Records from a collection
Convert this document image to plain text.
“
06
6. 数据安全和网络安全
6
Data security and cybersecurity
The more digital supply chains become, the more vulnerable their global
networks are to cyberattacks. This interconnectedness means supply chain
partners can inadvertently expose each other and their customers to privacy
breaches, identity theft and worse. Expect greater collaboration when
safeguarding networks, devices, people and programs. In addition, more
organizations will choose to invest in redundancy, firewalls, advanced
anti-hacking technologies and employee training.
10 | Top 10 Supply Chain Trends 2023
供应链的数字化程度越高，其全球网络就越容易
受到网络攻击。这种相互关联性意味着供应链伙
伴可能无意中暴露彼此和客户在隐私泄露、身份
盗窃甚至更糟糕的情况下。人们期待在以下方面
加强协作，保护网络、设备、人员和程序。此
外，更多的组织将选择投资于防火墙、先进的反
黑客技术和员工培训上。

(TASK REQUIREMENTS): Working from the listing above, pick out every line that has "their" and copy it.

(RESULT FOR THIS EXERCISE):
The more digital supply chains become, the more vulnerable their global
partners can inadvertently expose each other and their customers to privacy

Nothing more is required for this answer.